▶ _Set exercise_:
Your task is to quote the material that follows, in full and exactly.

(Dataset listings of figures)
— BEGIN —

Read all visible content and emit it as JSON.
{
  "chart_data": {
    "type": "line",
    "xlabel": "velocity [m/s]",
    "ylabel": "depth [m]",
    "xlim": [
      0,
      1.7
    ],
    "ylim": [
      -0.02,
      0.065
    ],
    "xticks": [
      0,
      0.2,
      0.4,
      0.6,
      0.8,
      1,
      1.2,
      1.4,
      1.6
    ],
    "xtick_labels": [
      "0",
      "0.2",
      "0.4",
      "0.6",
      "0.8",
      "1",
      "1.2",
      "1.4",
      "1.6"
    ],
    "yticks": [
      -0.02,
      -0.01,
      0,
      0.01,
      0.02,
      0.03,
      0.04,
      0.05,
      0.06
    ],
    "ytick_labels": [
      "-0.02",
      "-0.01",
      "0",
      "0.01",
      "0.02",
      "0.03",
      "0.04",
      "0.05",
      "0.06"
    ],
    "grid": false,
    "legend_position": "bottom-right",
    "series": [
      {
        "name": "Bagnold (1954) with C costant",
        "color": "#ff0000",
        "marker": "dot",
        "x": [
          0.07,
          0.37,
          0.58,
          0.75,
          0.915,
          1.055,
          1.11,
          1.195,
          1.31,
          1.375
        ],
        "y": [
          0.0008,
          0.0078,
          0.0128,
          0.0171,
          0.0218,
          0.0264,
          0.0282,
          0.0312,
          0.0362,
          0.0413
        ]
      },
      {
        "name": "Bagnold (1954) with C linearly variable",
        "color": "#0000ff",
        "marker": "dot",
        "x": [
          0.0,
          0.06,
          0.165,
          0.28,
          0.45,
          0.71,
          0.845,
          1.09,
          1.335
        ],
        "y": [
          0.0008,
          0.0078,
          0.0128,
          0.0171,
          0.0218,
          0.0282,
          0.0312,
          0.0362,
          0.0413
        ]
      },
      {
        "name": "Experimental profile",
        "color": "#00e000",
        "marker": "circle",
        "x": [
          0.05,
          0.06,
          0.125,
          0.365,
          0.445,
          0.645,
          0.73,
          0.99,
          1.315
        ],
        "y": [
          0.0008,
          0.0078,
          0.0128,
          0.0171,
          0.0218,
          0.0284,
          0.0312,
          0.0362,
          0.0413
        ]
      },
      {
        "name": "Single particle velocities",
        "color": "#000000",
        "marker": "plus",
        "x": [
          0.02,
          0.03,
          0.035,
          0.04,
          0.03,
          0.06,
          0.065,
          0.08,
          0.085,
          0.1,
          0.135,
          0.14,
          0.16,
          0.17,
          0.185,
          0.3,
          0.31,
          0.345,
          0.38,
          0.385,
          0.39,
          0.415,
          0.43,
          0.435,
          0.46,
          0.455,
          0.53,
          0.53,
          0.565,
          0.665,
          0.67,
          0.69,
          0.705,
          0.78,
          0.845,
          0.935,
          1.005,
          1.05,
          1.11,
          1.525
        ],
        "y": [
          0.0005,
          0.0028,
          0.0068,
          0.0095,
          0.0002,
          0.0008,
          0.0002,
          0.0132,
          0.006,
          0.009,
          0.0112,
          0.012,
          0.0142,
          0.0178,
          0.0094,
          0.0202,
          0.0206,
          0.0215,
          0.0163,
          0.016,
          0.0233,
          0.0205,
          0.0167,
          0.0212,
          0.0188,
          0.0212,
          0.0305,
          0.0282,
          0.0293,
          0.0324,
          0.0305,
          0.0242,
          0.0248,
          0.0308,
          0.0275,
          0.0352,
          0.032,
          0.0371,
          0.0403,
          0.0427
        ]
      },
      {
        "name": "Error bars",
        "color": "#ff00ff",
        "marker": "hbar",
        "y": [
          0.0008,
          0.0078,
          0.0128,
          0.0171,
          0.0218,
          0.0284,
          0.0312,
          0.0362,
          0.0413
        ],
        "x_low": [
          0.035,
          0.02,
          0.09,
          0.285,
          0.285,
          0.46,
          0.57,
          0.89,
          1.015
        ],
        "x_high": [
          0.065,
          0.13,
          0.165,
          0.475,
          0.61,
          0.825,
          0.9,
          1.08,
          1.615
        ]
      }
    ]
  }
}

— END —

▶ _Response to the exercise_:
Read all visible content and emit it as JSON.
{
  "chart_data": {
    "type": "line",
    "xlabel": "velocity [m/s]",
    "ylabel": "depth [m]",
    "xlim": [
      0,
      1.7
    ],
    "ylim": [
      -0.02,
      0.065
    ],
    "xticks": [
      0,
      0.2,
      0.4,
      0.6,
      0.8,
      1,
      1.2,
      1.4,
      1.6
    ],
    "xtick_labels": [
      "0",
      "0.2",
      "0.4",
      "0.6",
      "0.8",
      "1",
      "1.2",
      "1.4",
      "1.6"
    ],
    "yticks": [
      -0.02,
      -0.01,
      0,
      0.01,
      0.02,
      0.03,
      0.04,
      0.05,
      0.06
    ],
    "ytick_labels": [
      "-0.02",
      "-0.01",
      "0",
      "0.01",
      "0.02",
      "0.03",
      "0.04",
      "0.05",
      "0.06"
    ],
    "grid": false,
    "legend_position": "bottom-right",
    "series": [
      {
        "name": "Bagnold (1954) with C costant",
        "color": "#ff0000",
        "marker": "dot",
        "x": [
          0.07,
          0.37,
          0.58,
          0.75,
          0.915,
          1.055,
          1.11,
          1.195,
          1.31,
          1.375
        ],
        "y": [
          0.0008,
          0.0078,
          0.0128,
          0.0171,
          0.0218,
          0.0264,
          0.0282,
          0.0312,
          0.0362,
          0.0413
        ]
      },
      {
        "name": "Bagnold (1954) with C linearly variable",
        "color": "#0000ff",
        "marker": "dot",
        "x": [
          0.0,
          0.06,
          0.165,
          0.28,
          0.45,
          0.71,
          0.845,
          1.09,
          1.335
        ],
        "y": [
          0.0008,
          0.0078,
          0.0128,
          0.0171,
          0.0218,
          0.0282,
          0.0312,
          0.0362,
          0.0413
        ]
      },
      {
        "name": "Experimental profile",
        "color": "#00e000",
        "marker": "circle",
        "x": [
          0.05,
          0.06,
          0.125,
          0.365,
          0.445,
          0.645,
          0.73,
          0.99,
          1.315
        ],
        "y": [
          0.0008,
          0.0078,
          0.0128,
          0.0171,
          0.0218,
          0.0284,
          0.0312,
          0.0362,
          0.0413
        ]
      },
      {
        "name": "Single particle velocities",
        "color": "#000000",
        "marker": "plus",
        "x": [
          0.02,
          0.03,
          0.035,
          0.04,
          0.03,
          0.06,
          0.065,
          0.08,
          0.085,
          0.1,
          0.135,
          0.14,
          0.16,
          0.17,
          0.185,
          0.3,
          0.31,
          0.345,
          0.38,
          0.385,
          0.39,
          0.415,
          0.43,
          0.435,
          0.46,
          0.455,
          0.53,
          0.53,
          0.565,
          0.665,
          0.67,
          0.69,
          0.705,
          0.78,
          0.845,
          0.935,
          1.005,
          1.05,
          1.11,
          1.525
        ],
        "y": [
          0.0005,
          0.0028,
          0.0068,
          0.0095,
          0.0002,
          0.0008,
          0.0002,
          0.0132,
          0.006,
          0.009,
          0.0112,
          0.012,
          0.0142,
          0.0178,
          0.0094,
          0.0202,
          0.0206,
          0.0215,
          0.0163,
          0.016,
          0.0233,
          0.0205,
          0.0167,
          0.0212,
          0.0188,
          0.0212,
          0.0305,
          0.0282,
          0.0293,
          0.0324,
          0.0305,
          0.0242,
          0.0248,
          0.0308,
          0.0275,
          0.0352,
          0.032,
          0.0371,
          0.0403,
          0.0427
        ]
      },
      {
        "name": "Error bars",
        "color": "#ff00ff",
        "marker": "hbar",
        "y": [
          0.0008,
          0.0078,
          0.0128,
          0.0171,
          0.0218,
          0.0284,
          0.0312,
          0.0362,
          0.0413
        ],
        "x_low": [
          0.035,
          0.02,
          0.09,
          0.285,
          0.285,
          0.46,
          0.57,
          0.89,
          1.015
        ],
        "x_high": [
          0.065,
          0.13,
          0.165,
          0.475,
          0.61,
          0.825,
          0.9,
          1.08,
          1.615
        ]
      }
    ]
  }
}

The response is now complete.